Dataset rows about figures:
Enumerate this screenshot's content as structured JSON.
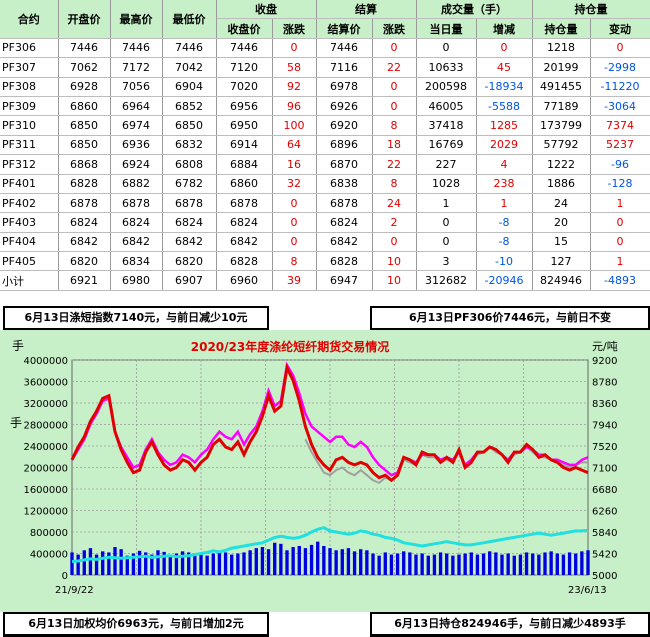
{
  "table": {
    "group_headers": {
      "settle_close": "收盘",
      "settle": "结算",
      "volume": "成交量（手）",
      "oi": "持仓量"
    },
    "columns": [
      "合约",
      "开盘价",
      "最高价",
      "最低价",
      "收盘价",
      "涨跌",
      "结算价",
      "涨跌",
      "当日量",
      "增减",
      "持仓量",
      "变动"
    ],
    "rows": [
      [
        "PF306",
        "7446",
        "7446",
        "7446",
        "7446",
        "0",
        "7446",
        "0",
        "0",
        "0",
        "1218",
        "0"
      ],
      [
        "PF307",
        "7062",
        "7172",
        "7042",
        "7120",
        "58",
        "7116",
        "22",
        "10633",
        "45",
        "20199",
        "-2998"
      ],
      [
        "PF308",
        "6928",
        "7056",
        "6904",
        "7020",
        "92",
        "6978",
        "0",
        "200598",
        "-18934",
        "491455",
        "-11220"
      ],
      [
        "PF309",
        "6860",
        "6964",
        "6852",
        "6956",
        "96",
        "6926",
        "0",
        "46005",
        "-5588",
        "77189",
        "-3064"
      ],
      [
        "PF310",
        "6850",
        "6974",
        "6850",
        "6950",
        "100",
        "6920",
        "8",
        "37418",
        "1285",
        "173799",
        "7374"
      ],
      [
        "PF311",
        "6850",
        "6936",
        "6832",
        "6914",
        "64",
        "6896",
        "18",
        "16769",
        "2029",
        "57792",
        "5237"
      ],
      [
        "PF312",
        "6868",
        "6924",
        "6808",
        "6884",
        "16",
        "6870",
        "22",
        "227",
        "4",
        "1222",
        "-96"
      ],
      [
        "PF401",
        "6828",
        "6882",
        "6782",
        "6860",
        "32",
        "6838",
        "8",
        "1028",
        "238",
        "1886",
        "-128"
      ],
      [
        "PF402",
        "6878",
        "6878",
        "6878",
        "6878",
        "0",
        "6878",
        "24",
        "1",
        "1",
        "24",
        "1"
      ],
      [
        "PF403",
        "6824",
        "6824",
        "6824",
        "6824",
        "0",
        "6824",
        "2",
        "0",
        "-8",
        "20",
        "0"
      ],
      [
        "PF404",
        "6842",
        "6842",
        "6842",
        "6842",
        "0",
        "6842",
        "0",
        "0",
        "-8",
        "15",
        "0"
      ],
      [
        "PF405",
        "6820",
        "6834",
        "6820",
        "6828",
        "8",
        "6828",
        "10",
        "3",
        "-10",
        "127",
        "1"
      ],
      [
        "小计",
        "6921",
        "6980",
        "6907",
        "6960",
        "39",
        "6947",
        "10",
        "312682",
        "-20946",
        "824946",
        "-4893"
      ]
    ]
  },
  "notes": {
    "top_left": "6月13日涤短指数7140元，与前日减少10元",
    "top_right": "6月13日PF306价7446元，与前日不变",
    "bottom_left": "6月13日加权均价6963元，与前日增加2元",
    "bottom_right": "6月13日持仓824946手，与前日减少4893手"
  },
  "colors": {
    "header_bg": "#c8f0c8",
    "chart_bg": "#c8f0c8",
    "red": "#e00000",
    "magenta": "#ff00ff",
    "gray": "#a0a0a0",
    "cyan": "#20e0e0",
    "blue": "#0000e0"
  },
  "chart_data": {
    "type": "line",
    "title": "2020/23年度涤纶短纤期货交易情况",
    "ylabel_left": "手",
    "ylabel_right": "元/吨",
    "left_ticks": [
      "4000000",
      "3600000",
      "3200000",
      "2800000",
      "2400000",
      "2000000",
      "1600000",
      "1200000",
      "800000",
      "400000",
      "0"
    ],
    "right_ticks": [
      "9200",
      "8780",
      "8360",
      "7940",
      "7520",
      "7100",
      "6680",
      "6260",
      "5840",
      "5420",
      "5000"
    ],
    "ylim_left": [
      0,
      4000000
    ],
    "ylim_right": [
      5000,
      9200
    ],
    "x_start": "21/9/22",
    "x_end": "23/6/13",
    "grid": true,
    "series": [
      {
        "key": "red",
        "values": [
          7250,
          7500,
          7700,
          8000,
          8200,
          8450,
          8500,
          7800,
          7450,
          7200,
          7000,
          7050,
          7400,
          7600,
          7350,
          7150,
          7050,
          7100,
          7250,
          7200,
          7050,
          7200,
          7300,
          7550,
          7650,
          7500,
          7450,
          7600,
          7350,
          7600,
          7800,
          8100,
          8500,
          8200,
          8300,
          9050,
          8800,
          8400,
          7900,
          7550,
          7300,
          7150,
          7050,
          7250,
          7300,
          7200,
          7150,
          7200,
          7150,
          7000,
          6900,
          6950,
          6850,
          6950,
          7300,
          7250,
          7150,
          7400,
          7350,
          7350,
          7200,
          7300,
          7200,
          7450,
          7100,
          7200,
          7400,
          7400,
          7500,
          7450,
          7350,
          7200,
          7400,
          7400,
          7550,
          7450,
          7300,
          7350,
          7250,
          7200,
          7100,
          7050,
          7100,
          7050,
          7000
        ]
      },
      {
        "key": "magenta",
        "values": [
          7250,
          7450,
          7650,
          7950,
          8150,
          8400,
          8450,
          7800,
          7500,
          7300,
          7100,
          7150,
          7450,
          7650,
          7400,
          7250,
          7150,
          7200,
          7350,
          7300,
          7200,
          7350,
          7450,
          7650,
          7800,
          7700,
          7650,
          7800,
          7550,
          7750,
          7900,
          8200,
          8600,
          8300,
          8400,
          9100,
          8900,
          8550,
          8150,
          7900,
          7800,
          7700,
          7600,
          7700,
          7700,
          7550,
          7500,
          7600,
          7500,
          7300,
          7150,
          7050,
          6950,
          7000,
          7300,
          7250,
          7200,
          7350,
          7350,
          7350,
          7250,
          7300,
          7250,
          7400,
          7150,
          7250,
          7400,
          7400,
          7500,
          7450,
          7350,
          7250,
          7400,
          7400,
          7500,
          7450,
          7350,
          7350,
          7250,
          7250,
          7200,
          7150,
          7150,
          7250,
          7300
        ]
      },
      {
        "key": "gray",
        "values": [
          null,
          null,
          null,
          null,
          null,
          null,
          null,
          null,
          null,
          null,
          null,
          null,
          null,
          null,
          null,
          null,
          null,
          null,
          null,
          null,
          null,
          null,
          null,
          null,
          null,
          null,
          null,
          null,
          null,
          null,
          null,
          null,
          null,
          null,
          null,
          null,
          null,
          null,
          7650,
          7400,
          7200,
          7000,
          6950,
          7050,
          7100,
          7000,
          6950,
          7050,
          6950,
          6850,
          6800,
          6900,
          6850,
          6950,
          7250,
          7200,
          7150,
          7350,
          7300,
          7300,
          7200,
          7250,
          7200,
          7400,
          7100,
          7200,
          7350,
          7400,
          7500,
          7400,
          7350,
          7200,
          7350,
          7400,
          7500,
          7400,
          7300,
          7300,
          7250,
          7200,
          7150,
          7100,
          7150,
          7200,
          7200
        ]
      },
      {
        "key": "cyan",
        "values": [
          250000,
          260000,
          280000,
          300000,
          290000,
          310000,
          330000,
          320000,
          310000,
          320000,
          330000,
          340000,
          350000,
          330000,
          340000,
          350000,
          360000,
          340000,
          350000,
          360000,
          380000,
          400000,
          420000,
          450000,
          430000,
          460000,
          500000,
          520000,
          540000,
          560000,
          580000,
          600000,
          650000,
          700000,
          720000,
          700000,
          680000,
          700000,
          740000,
          800000,
          850000,
          880000,
          820000,
          800000,
          780000,
          760000,
          780000,
          820000,
          800000,
          760000,
          740000,
          700000,
          680000,
          650000,
          600000,
          580000,
          560000,
          540000,
          560000,
          580000,
          600000,
          620000,
          600000,
          580000,
          560000,
          560000,
          580000,
          600000,
          620000,
          640000,
          660000,
          680000,
          700000,
          720000,
          740000,
          760000,
          780000,
          760000,
          740000,
          760000,
          780000,
          800000,
          820000,
          820000,
          830000
        ]
      },
      {
        "key": "blue",
        "values": [
          420000,
          380000,
          460000,
          500000,
          380000,
          440000,
          420000,
          520000,
          480000,
          360000,
          400000,
          450000,
          420000,
          380000,
          460000,
          430000,
          380000,
          400000,
          440000,
          420000,
          390000,
          410000,
          360000,
          400000,
          430000,
          420000,
          380000,
          400000,
          420000,
          460000,
          500000,
          520000,
          480000,
          600000,
          580000,
          460000,
          520000,
          540000,
          500000,
          560000,
          620000,
          540000,
          500000,
          460000,
          480000,
          500000,
          440000,
          480000,
          460000,
          400000,
          360000,
          420000,
          380000,
          400000,
          440000,
          420000,
          380000,
          400000,
          360000,
          380000,
          420000,
          400000,
          360000,
          380000,
          400000,
          420000,
          380000,
          400000,
          440000,
          420000,
          380000,
          400000,
          360000,
          380000,
          420000,
          400000,
          380000,
          420000,
          440000,
          400000,
          380000,
          420000,
          400000,
          440000,
          460000
        ]
      }
    ]
  }
}
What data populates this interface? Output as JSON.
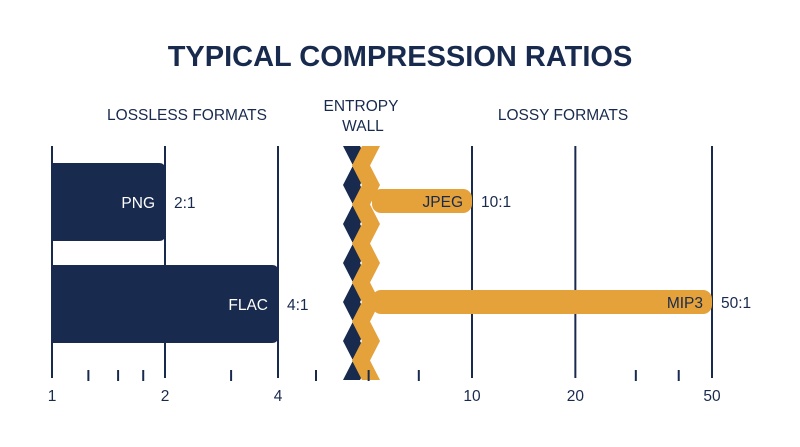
{
  "colors": {
    "navy": "#182a4e",
    "gold": "#e5a23b",
    "background": "#ffffff"
  },
  "chart_data": {
    "type": "bar",
    "orientation": "horizontal",
    "title": "TYPICAL COMPRESSION RATIOS",
    "x_scale": "log",
    "xlim": [
      1,
      50
    ],
    "tick_labels": [
      "1",
      "2",
      "4",
      "10",
      "20",
      "50"
    ],
    "tick_values": [
      1,
      2,
      4,
      10,
      20,
      50
    ],
    "minor_tick_values": [
      1.25,
      1.5,
      1.75,
      3,
      5,
      7,
      30,
      40
    ],
    "sections": {
      "lossless": "LOSSLESS FORMATS",
      "wall": "ENTROPY\nWALL",
      "lossy": "LOSSY FORMATS"
    },
    "series": [
      {
        "group": "lossless",
        "color": "#182a4e",
        "bars": [
          {
            "name": "PNG",
            "value": 2,
            "ratio_label": "2:1"
          },
          {
            "name": "FLAC",
            "value": 4,
            "ratio_label": "4:1"
          }
        ]
      },
      {
        "group": "lossy",
        "color": "#e5a23b",
        "bars": [
          {
            "name": "JPEG",
            "value": 10,
            "ratio_label": "10:1"
          },
          {
            "name": "MIP3",
            "value": 50,
            "ratio_label": "50:1"
          }
        ]
      }
    ]
  }
}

#### Stated exercise
Find every line that holds "name" and copy it.

#### Result below
            "name": "PNG",
            "name": "FLAC",
            "name": "JPEG",
            "name": "MIP3",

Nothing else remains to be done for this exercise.